> [Written instruction]: Reproduce each of the entries below line for line, without changing a single character.

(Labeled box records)
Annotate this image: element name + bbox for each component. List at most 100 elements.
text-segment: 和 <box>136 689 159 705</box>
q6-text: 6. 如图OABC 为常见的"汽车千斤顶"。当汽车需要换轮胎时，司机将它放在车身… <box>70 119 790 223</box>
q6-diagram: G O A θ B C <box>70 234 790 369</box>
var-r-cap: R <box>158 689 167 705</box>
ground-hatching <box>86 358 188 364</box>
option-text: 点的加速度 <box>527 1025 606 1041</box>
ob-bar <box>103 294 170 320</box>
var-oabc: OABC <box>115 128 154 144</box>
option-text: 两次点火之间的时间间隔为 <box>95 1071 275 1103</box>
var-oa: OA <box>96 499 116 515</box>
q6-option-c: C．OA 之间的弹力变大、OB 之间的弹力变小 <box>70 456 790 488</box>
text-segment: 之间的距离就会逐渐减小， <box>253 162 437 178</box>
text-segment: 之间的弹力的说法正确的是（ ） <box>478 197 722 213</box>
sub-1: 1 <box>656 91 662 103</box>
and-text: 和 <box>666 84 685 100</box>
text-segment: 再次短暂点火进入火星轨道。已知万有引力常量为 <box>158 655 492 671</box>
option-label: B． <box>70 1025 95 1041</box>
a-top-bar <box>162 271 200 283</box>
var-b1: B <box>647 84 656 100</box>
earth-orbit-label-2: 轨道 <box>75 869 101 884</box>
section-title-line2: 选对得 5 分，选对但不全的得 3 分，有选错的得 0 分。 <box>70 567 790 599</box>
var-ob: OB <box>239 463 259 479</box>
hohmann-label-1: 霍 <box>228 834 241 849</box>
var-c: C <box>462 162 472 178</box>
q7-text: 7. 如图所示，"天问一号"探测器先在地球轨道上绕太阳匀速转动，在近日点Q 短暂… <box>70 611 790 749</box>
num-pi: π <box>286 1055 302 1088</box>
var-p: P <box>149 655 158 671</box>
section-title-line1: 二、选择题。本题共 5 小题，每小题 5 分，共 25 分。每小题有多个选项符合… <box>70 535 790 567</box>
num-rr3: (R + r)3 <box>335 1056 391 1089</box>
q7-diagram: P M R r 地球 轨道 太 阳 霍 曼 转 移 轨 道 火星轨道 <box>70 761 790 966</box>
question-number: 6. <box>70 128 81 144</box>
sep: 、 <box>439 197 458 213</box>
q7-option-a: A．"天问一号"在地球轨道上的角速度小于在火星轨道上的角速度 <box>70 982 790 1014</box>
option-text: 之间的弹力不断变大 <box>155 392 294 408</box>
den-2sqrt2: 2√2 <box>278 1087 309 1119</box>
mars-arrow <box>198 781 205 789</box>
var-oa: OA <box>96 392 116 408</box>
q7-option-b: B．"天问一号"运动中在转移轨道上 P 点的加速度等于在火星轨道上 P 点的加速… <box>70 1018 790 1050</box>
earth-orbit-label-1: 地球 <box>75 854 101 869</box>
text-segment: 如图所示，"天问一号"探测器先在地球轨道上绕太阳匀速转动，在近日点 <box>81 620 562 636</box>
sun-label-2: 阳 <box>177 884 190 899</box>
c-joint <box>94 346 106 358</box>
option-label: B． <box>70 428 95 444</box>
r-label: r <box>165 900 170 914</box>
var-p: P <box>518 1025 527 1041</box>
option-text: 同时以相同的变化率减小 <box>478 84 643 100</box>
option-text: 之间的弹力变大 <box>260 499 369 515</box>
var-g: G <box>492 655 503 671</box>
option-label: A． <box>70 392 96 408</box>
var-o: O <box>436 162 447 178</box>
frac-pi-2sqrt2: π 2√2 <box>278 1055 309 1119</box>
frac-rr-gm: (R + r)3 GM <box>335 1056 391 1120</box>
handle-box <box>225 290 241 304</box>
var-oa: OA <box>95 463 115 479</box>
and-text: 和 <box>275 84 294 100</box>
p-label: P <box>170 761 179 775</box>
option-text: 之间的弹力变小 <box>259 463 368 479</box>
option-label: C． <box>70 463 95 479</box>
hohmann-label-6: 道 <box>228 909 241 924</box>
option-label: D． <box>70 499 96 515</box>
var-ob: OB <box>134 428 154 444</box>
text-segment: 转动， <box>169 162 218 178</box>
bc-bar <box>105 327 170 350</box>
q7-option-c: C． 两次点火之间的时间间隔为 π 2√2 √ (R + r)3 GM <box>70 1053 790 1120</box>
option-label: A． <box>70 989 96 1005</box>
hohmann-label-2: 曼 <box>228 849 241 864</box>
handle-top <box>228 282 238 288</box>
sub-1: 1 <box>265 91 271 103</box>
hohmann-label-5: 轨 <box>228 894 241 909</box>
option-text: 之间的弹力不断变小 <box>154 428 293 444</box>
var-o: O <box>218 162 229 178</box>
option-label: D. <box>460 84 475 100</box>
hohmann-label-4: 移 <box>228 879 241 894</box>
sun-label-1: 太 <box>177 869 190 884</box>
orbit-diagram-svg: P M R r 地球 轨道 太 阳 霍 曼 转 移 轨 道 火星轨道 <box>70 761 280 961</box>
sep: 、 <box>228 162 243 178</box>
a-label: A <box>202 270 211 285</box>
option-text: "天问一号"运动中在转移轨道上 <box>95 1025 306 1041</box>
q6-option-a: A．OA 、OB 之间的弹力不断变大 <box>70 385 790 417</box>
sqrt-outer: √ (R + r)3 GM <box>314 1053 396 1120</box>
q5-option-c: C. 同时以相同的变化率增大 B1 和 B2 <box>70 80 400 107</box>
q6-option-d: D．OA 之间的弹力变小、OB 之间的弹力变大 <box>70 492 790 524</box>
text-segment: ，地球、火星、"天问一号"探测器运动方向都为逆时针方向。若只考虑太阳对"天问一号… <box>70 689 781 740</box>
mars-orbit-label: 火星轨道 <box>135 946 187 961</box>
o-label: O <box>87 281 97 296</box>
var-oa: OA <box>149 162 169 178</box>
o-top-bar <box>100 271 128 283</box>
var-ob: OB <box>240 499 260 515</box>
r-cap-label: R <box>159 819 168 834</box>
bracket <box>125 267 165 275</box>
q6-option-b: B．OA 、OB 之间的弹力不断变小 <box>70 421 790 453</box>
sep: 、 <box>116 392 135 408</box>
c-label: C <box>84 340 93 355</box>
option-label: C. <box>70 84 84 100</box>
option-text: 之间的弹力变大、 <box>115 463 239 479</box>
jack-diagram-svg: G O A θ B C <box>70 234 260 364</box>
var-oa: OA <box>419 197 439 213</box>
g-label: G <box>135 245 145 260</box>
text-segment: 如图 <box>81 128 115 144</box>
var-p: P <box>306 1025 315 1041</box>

> [Finished task]:
Annotate this image: element name + bbox for each component. List at most 100 elements.
text-segment: 和 <box>136 689 159 705</box>
q6-text: 6. 如图OABC 为常见的"汽车千斤顶"。当汽车需要换轮胎时，司机将它放在车身… <box>70 119 790 223</box>
q6-diagram: G O A θ B C <box>70 234 790 369</box>
var-r-cap: R <box>158 689 167 705</box>
ground-hatching <box>86 358 188 364</box>
option-text: 点的加速度 <box>527 1025 606 1041</box>
ob-bar <box>103 294 170 320</box>
var-oabc: OABC <box>115 128 154 144</box>
option-text: 两次点火之间的时间间隔为 <box>95 1071 275 1103</box>
var-oa: OA <box>96 499 116 515</box>
q6-option-c: C．OA 之间的弹力变大、OB 之间的弹力变小 <box>70 456 790 488</box>
text-segment: 之间的距离就会逐渐减小， <box>253 162 437 178</box>
text-segment: 之间的弹力的说法正确的是（ ） <box>478 197 722 213</box>
sub-1: 1 <box>656 91 662 103</box>
and-text: 和 <box>666 84 685 100</box>
text-segment: 再次短暂点火进入火星轨道。已知万有引力常量为 <box>158 655 492 671</box>
option-label: B． <box>70 1025 95 1041</box>
a-top-bar <box>162 271 200 283</box>
var-b1: B <box>647 84 656 100</box>
earth-orbit-label-2: 轨道 <box>75 869 101 884</box>
section-title-line2: 选对得 5 分，选对但不全的得 3 分，有选错的得 0 分。 <box>70 567 790 599</box>
var-ob: OB <box>239 463 259 479</box>
hohmann-label-1: 霍 <box>228 834 241 849</box>
var-c: C <box>462 162 472 178</box>
q7-text: 7. 如图所示，"天问一号"探测器先在地球轨道上绕太阳匀速转动，在近日点Q 短暂… <box>70 611 790 749</box>
num-pi: π <box>286 1055 302 1088</box>
var-p: P <box>149 655 158 671</box>
section-title-line1: 二、选择题。本题共 5 小题，每小题 5 分，共 25 分。每小题有多个选项符合… <box>70 535 790 567</box>
num-rr3: (R + r)3 <box>335 1056 391 1089</box>
q7-diagram: P M R r 地球 轨道 太 阳 霍 曼 转 移 轨 道 火星轨道 <box>70 761 790 966</box>
question-number: 6. <box>70 128 81 144</box>
sep: 、 <box>439 197 458 213</box>
q7-option-a: A．"天问一号"在地球轨道上的角速度小于在火星轨道上的角速度 <box>70 982 790 1014</box>
option-text: 之间的弹力不断变大 <box>155 392 294 408</box>
den-2sqrt2: 2√2 <box>278 1087 309 1119</box>
mars-arrow <box>198 781 205 789</box>
var-oa: OA <box>96 392 116 408</box>
q7-option-b: B．"天问一号"运动中在转移轨道上 P 点的加速度等于在火星轨道上 P 点的加速… <box>70 1018 790 1050</box>
earth-orbit-label-1: 地球 <box>75 854 101 869</box>
text-segment: 如图所示，"天问一号"探测器先在地球轨道上绕太阳匀速转动，在近日点 <box>81 620 562 636</box>
sun-label-2: 阳 <box>177 884 190 899</box>
c-joint <box>94 346 106 358</box>
option-label: B． <box>70 428 95 444</box>
r-label: r <box>165 900 170 914</box>
var-p: P <box>518 1025 527 1041</box>
option-text: 同时以相同的变化率减小 <box>478 84 643 100</box>
option-text: 之间的弹力变大 <box>260 499 369 515</box>
var-g: G <box>492 655 503 671</box>
option-label: A． <box>70 392 96 408</box>
var-o: O <box>436 162 447 178</box>
frac-pi-2sqrt2: π 2√2 <box>278 1055 309 1119</box>
frac-rr-gm: (R + r)3 GM <box>335 1056 391 1120</box>
handle-box <box>225 290 241 304</box>
var-oa: OA <box>95 463 115 479</box>
and-text: 和 <box>275 84 294 100</box>
p-label: P <box>170 761 179 775</box>
option-text: 之间的弹力变小 <box>259 463 368 479</box>
option-label: C． <box>70 463 95 479</box>
hohmann-label-6: 道 <box>228 909 241 924</box>
option-label: D． <box>70 499 96 515</box>
var-ob: OB <box>134 428 154 444</box>
text-segment: 转动， <box>169 162 218 178</box>
bc-bar <box>105 327 170 350</box>
q7-option-c: C． 两次点火之间的时间间隔为 π 2√2 √ (R + r)3 GM <box>70 1053 790 1120</box>
option-label: A． <box>70 989 96 1005</box>
hohmann-label-2: 曼 <box>228 849 241 864</box>
handle-top <box>228 282 238 288</box>
sub-1: 1 <box>265 91 271 103</box>
hohmann-label-5: 轨 <box>228 894 241 909</box>
option-text: 之间的弹力不断变小 <box>154 428 293 444</box>
var-o: O <box>218 162 229 178</box>
option-label: D. <box>460 84 475 100</box>
hohmann-label-4: 移 <box>228 879 241 894</box>
sun-label-1: 太 <box>177 869 190 884</box>
orbit-diagram-svg: P M R r 地球 轨道 太 阳 霍 曼 转 移 轨 道 火星轨道 <box>70 761 280 961</box>
sep: 、 <box>228 162 243 178</box>
a-label: A <box>202 270 211 285</box>
option-text: "天问一号"运动中在转移轨道上 <box>95 1025 306 1041</box>
q6-option-a: A．OA 、OB 之间的弹力不断变大 <box>70 385 790 417</box>
sqrt-outer: √ (R + r)3 GM <box>314 1053 396 1120</box>
q5-option-c: C. 同时以相同的变化率增大 B1 和 B2 <box>70 80 400 107</box>
q6-option-d: D．OA 之间的弹力变小、OB 之间的弹力变大 <box>70 492 790 524</box>
text-segment: ，地球、火星、"天问一号"探测器运动方向都为逆时针方向。若只考虑太阳对"天问一号… <box>70 689 781 740</box>
mars-orbit-label: 火星轨道 <box>135 946 187 961</box>
o-label: O <box>87 281 97 296</box>
var-oa: OA <box>149 162 169 178</box>
o-top-bar <box>100 271 128 283</box>
var-ob: OB <box>240 499 260 515</box>
r-cap-label: R <box>159 819 168 834</box>
bracket <box>125 267 165 275</box>
q6-option-b: B．OA 、OB 之间的弹力不断变小 <box>70 421 790 453</box>
sep: 、 <box>116 392 135 408</box>
c-label: C <box>84 340 93 355</box>
option-label: C. <box>70 84 84 100</box>
option-text: 之间的弹力变大、 <box>115 463 239 479</box>
jack-diagram-svg: G O A θ B C <box>70 234 260 364</box>
var-oa: OA <box>419 197 439 213</box>
g-label: G <box>135 245 145 260</box>
text-segment: 如图 <box>81 128 115 144</box>
var-p: P <box>306 1025 315 1041</box>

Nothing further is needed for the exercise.